(Data listing)
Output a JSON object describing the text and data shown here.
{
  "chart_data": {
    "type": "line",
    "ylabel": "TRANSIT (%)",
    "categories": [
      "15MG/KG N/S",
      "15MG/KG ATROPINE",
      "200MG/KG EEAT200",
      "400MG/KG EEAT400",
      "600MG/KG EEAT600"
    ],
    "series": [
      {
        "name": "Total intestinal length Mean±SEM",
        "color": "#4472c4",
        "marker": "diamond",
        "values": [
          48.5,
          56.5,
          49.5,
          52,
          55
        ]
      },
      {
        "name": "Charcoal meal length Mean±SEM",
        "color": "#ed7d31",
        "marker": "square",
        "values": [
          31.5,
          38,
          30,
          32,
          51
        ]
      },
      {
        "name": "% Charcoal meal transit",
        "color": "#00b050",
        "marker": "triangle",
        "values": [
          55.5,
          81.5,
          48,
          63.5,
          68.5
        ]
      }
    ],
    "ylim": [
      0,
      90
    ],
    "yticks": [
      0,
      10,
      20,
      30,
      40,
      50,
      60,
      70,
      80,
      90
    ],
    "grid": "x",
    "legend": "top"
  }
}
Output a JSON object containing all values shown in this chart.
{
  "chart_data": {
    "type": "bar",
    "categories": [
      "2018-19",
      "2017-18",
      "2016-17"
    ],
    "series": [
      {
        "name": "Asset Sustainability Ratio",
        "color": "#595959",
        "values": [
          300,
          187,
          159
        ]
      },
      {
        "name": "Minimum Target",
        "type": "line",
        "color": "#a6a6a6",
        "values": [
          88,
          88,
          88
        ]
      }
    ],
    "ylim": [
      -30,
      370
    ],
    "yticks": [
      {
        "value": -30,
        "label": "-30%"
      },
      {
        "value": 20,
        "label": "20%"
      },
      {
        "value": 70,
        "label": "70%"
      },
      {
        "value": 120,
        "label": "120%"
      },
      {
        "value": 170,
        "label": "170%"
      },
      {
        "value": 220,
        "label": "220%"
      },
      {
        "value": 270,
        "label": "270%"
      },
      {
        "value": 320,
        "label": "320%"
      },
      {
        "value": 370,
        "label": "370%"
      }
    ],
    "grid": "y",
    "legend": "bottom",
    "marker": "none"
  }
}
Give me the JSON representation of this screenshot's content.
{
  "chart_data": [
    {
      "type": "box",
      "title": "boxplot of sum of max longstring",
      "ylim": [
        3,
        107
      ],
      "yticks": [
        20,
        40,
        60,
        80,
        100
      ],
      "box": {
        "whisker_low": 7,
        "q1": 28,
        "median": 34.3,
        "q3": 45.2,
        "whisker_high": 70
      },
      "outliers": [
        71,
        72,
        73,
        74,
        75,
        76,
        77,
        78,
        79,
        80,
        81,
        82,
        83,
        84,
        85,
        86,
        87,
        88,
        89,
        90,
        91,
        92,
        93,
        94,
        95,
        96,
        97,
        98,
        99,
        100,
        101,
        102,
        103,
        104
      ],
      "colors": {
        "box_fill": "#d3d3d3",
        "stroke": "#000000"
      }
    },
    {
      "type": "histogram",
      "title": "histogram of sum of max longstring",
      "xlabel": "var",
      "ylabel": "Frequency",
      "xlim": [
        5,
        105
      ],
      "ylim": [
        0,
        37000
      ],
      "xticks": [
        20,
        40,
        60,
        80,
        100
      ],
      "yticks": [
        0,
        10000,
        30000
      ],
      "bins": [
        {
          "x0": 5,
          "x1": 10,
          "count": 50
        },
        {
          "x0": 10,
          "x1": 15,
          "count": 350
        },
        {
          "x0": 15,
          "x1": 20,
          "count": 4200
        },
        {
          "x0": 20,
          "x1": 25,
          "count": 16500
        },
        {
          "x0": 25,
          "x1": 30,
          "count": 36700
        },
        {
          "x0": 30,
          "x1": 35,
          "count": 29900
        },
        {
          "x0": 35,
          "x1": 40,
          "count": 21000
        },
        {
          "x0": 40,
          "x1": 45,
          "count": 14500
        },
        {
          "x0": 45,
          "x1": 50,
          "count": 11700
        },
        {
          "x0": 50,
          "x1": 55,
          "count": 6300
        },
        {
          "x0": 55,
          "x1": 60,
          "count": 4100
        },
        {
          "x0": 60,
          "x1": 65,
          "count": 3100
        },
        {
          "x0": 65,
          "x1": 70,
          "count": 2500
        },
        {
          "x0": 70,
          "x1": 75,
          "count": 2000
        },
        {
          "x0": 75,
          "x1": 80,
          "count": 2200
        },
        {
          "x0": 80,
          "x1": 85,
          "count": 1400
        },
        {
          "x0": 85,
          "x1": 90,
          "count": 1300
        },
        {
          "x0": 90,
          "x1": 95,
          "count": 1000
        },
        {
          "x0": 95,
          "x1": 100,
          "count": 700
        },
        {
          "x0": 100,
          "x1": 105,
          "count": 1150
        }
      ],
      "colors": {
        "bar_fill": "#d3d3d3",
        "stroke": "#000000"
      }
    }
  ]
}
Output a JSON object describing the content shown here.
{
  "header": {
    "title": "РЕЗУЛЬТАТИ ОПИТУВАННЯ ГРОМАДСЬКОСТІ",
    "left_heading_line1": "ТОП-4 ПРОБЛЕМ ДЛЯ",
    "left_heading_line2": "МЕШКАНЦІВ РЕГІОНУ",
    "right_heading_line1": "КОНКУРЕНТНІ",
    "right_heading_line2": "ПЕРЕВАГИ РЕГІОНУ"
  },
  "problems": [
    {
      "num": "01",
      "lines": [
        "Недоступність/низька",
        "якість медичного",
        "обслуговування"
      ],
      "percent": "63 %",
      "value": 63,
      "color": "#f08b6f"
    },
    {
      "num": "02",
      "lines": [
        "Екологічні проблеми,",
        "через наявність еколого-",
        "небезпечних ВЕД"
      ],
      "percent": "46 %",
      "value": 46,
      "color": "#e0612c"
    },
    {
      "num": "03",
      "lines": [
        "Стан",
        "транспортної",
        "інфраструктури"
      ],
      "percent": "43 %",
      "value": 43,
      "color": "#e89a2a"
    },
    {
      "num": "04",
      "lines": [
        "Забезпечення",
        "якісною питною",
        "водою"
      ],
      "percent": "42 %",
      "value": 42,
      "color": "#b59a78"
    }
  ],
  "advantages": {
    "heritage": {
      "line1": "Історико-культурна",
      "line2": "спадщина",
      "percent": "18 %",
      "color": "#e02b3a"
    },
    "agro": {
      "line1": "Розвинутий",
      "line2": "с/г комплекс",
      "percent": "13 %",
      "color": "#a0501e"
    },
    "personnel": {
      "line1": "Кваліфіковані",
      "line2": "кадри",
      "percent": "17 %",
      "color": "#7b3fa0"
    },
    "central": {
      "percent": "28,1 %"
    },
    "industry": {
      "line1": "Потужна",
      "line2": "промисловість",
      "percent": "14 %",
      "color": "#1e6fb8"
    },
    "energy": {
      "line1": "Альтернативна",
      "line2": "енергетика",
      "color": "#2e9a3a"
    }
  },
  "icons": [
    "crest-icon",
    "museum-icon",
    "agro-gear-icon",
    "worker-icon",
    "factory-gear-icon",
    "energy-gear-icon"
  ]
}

_What is being asked_: Copy out the full set of records precisely, leaving nothing out.

_Result of this exercise_:
Output a JSON object describing the text and data shown here.
{
  "chart_data": {
    "type": "line",
    "ylabel": "TRANSIT (%)",
    "categories": [
      "15MG/KG N/S",
      "15MG/KG ATROPINE",
      "200MG/KG EEAT200",
      "400MG/KG EEAT400",
      "600MG/KG EEAT600"
    ],
    "series": [
      {
        "name": "Total intestinal length Mean±SEM",
        "color": "#4472c4",
        "marker": "diamond",
        "values": [
          48.5,
          56.5,
          49.5,
          52,
          55
        ]
      },
      {
        "name": "Charcoal meal length Mean±SEM",
        "color": "#ed7d31",
        "marker": "square",
        "values": [
          31.5,
          38,
          30,
          32,
          51
        ]
      },
      {
        "name": "% Charcoal meal transit",
        "color": "#00b050",
        "marker": "triangle",
        "values": [
          55.5,
          81.5,
          48,
          63.5,
          68.5
        ]
      }
    ],
    "ylim": [
      0,
      90
    ],
    "yticks": [
      0,
      10,
      20,
      30,
      40,
      50,
      60,
      70,
      80,
      90
    ],
    "grid": "x",
    "legend": "top"
  }
}
Output a JSON object containing all values shown in this chart.
{
  "chart_data": {
    "type": "bar",
    "categories": [
      "2018-19",
      "2017-18",
      "2016-17"
    ],
    "series": [
      {
        "name": "Asset Sustainability Ratio",
        "color": "#595959",
        "values": [
          300,
          187,
          159
        ]
      },
      {
        "name": "Minimum Target",
        "type": "line",
        "color": "#a6a6a6",
        "values": [
          88,
          88,
          88
        ]
      }
    ],
    "ylim": [
      -30,
      370
    ],
    "yticks": [
      {
        "value": -30,
        "label": "-30%"
      },
      {
        "value": 20,
        "label": "20%"
      },
      {
        "value": 70,
        "label": "70%"
      },
      {
        "value": 120,
        "label": "120%"
      },
      {
        "value": 170,
        "label": "170%"
      },
      {
        "value": 220,
        "label": "220%"
      },
      {
        "value": 270,
        "label": "270%"
      },
      {
        "value": 320,
        "label": "320%"
      },
      {
        "value": 370,
        "label": "370%"
      }
    ],
    "grid": "y",
    "legend": "bottom",
    "marker": "none"
  }
}
Give me the JSON representation of this screenshot's content.
{
  "chart_data": [
    {
      "type": "box",
      "title": "boxplot of sum of max longstring",
      "ylim": [
        3,
        107
      ],
      "yticks": [
        20,
        40,
        60,
        80,
        100
      ],
      "box": {
        "whisker_low": 7,
        "q1": 28,
        "median": 34.3,
        "q3": 45.2,
        "whisker_high": 70
      },
      "outliers": [
        71,
        72,
        73,
        74,
        75,
        76,
        77,
        78,
        79,
        80,
        81,
        82,
        83,
        84,
        85,
        86,
        87,
        88,
        89,
        90,
        91,
        92,
        93,
        94,
        95,
        96,
        97,
        98,
        99,
        100,
        101,
        102,
        103,
        104
      ],
      "colors": {
        "box_fill": "#d3d3d3",
        "stroke": "#000000"
      }
    },
    {
      "type": "histogram",
      "title": "histogram of sum of max longstring",
      "xlabel": "var",
      "ylabel": "Frequency",
      "xlim": [
        5,
        105
      ],
      "ylim": [
        0,
        37000
      ],
      "xticks": [
        20,
        40,
        60,
        80,
        100
      ],
      "yticks": [
        0,
        10000,
        30000
      ],
      "bins": [
        {
          "x0": 5,
          "x1": 10,
          "count": 50
        },
        {
          "x0": 10,
          "x1": 15,
          "count": 350
        },
        {
          "x0": 15,
          "x1": 20,
          "count": 4200
        },
        {
          "x0": 20,
          "x1": 25,
          "count": 16500
        },
        {
          "x0": 25,
          "x1": 30,
          "count": 36700
        },
        {
          "x0": 30,
          "x1": 35,
          "count": 29900
        },
        {
          "x0": 35,
          "x1": 40,
          "count": 21000
        },
        {
          "x0": 40,
          "x1": 45,
          "count": 14500
        },
        {
          "x0": 45,
          "x1": 50,
          "count": 11700
        },
        {
          "x0": 50,
          "x1": 55,
          "count": 6300
        },
        {
          "x0": 55,
          "x1": 60,
          "count": 4100
        },
        {
          "x0": 60,
          "x1": 65,
          "count": 3100
        },
        {
          "x0": 65,
          "x1": 70,
          "count": 2500
        },
        {
          "x0": 70,
          "x1": 75,
          "count": 2000
        },
        {
          "x0": 75,
          "x1": 80,
          "count": 2200
        },
        {
          "x0": 80,
          "x1": 85,
          "count": 1400
        },
        {
          "x0": 85,
          "x1": 90,
          "count": 1300
        },
        {
          "x0": 90,
          "x1": 95,
          "count": 1000
        },
        {
          "x0": 95,
          "x1": 100,
          "count": 700
        },
        {
          "x0": 100,
          "x1": 105,
          "count": 1150
        }
      ],
      "colors": {
        "bar_fill": "#d3d3d3",
        "stroke": "#000000"
      }
    }
  ]
}
Output a JSON object describing the content shown here.
{
  "header": {
    "title": "РЕЗУЛЬТАТИ ОПИТУВАННЯ ГРОМАДСЬКОСТІ",
    "left_heading_line1": "ТОП-4 ПРОБЛЕМ ДЛЯ",
    "left_heading_line2": "МЕШКАНЦІВ РЕГІОНУ",
    "right_heading_line1": "КОНКУРЕНТНІ",
    "right_heading_line2": "ПЕРЕВАГИ РЕГІОНУ"
  },
  "problems": [
    {
      "num": "01",
      "lines": [
        "Недоступність/низька",
        "якість медичного",
        "обслуговування"
      ],
      "percent": "63 %",
      "value": 63,
      "color": "#f08b6f"
    },
    {
      "num": "02",
      "lines": [
        "Екологічні проблеми,",
        "через наявність еколого-",
        "небезпечних ВЕД"
      ],
      "percent": "46 %",
      "value": 46,
      "color": "#e0612c"
    },
    {
      "num": "03",
      "lines": [
        "Стан",
        "транспортної",
        "інфраструктури"
      ],
      "percent": "43 %",
      "value": 43,
      "color": "#e89a2a"
    },
    {
      "num": "04",
      "lines": [
        "Забезпечення",
        "якісною питною",
        "водою"
      ],
      "percent": "42 %",
      "value": 42,
      "color": "#b59a78"
    }
  ],
  "advantages": {
    "heritage": {
      "line1": "Історико-культурна",
      "line2": "спадщина",
      "percent": "18 %",
      "color": "#e02b3a"
    },
    "agro": {
      "line1": "Розвинутий",
      "line2": "с/г комплекс",
      "percent": "13 %",
      "color": "#a0501e"
    },
    "personnel": {
      "line1": "Кваліфіковані",
      "line2": "кадри",
      "percent": "17 %",
      "color": "#7b3fa0"
    },
    "central": {
      "percent": "28,1 %"
    },
    "industry": {
      "line1": "Потужна",
      "line2": "промисловість",
      "percent": "14 %",
      "color": "#1e6fb8"
    },
    "energy": {
      "line1": "Альтернативна",
      "line2": "енергетика",
      "color": "#2e9a3a"
    }
  },
  "icons": [
    "crest-icon",
    "museum-icon",
    "agro-gear-icon",
    "worker-icon",
    "factory-gear-icon",
    "energy-gear-icon"
  ]
}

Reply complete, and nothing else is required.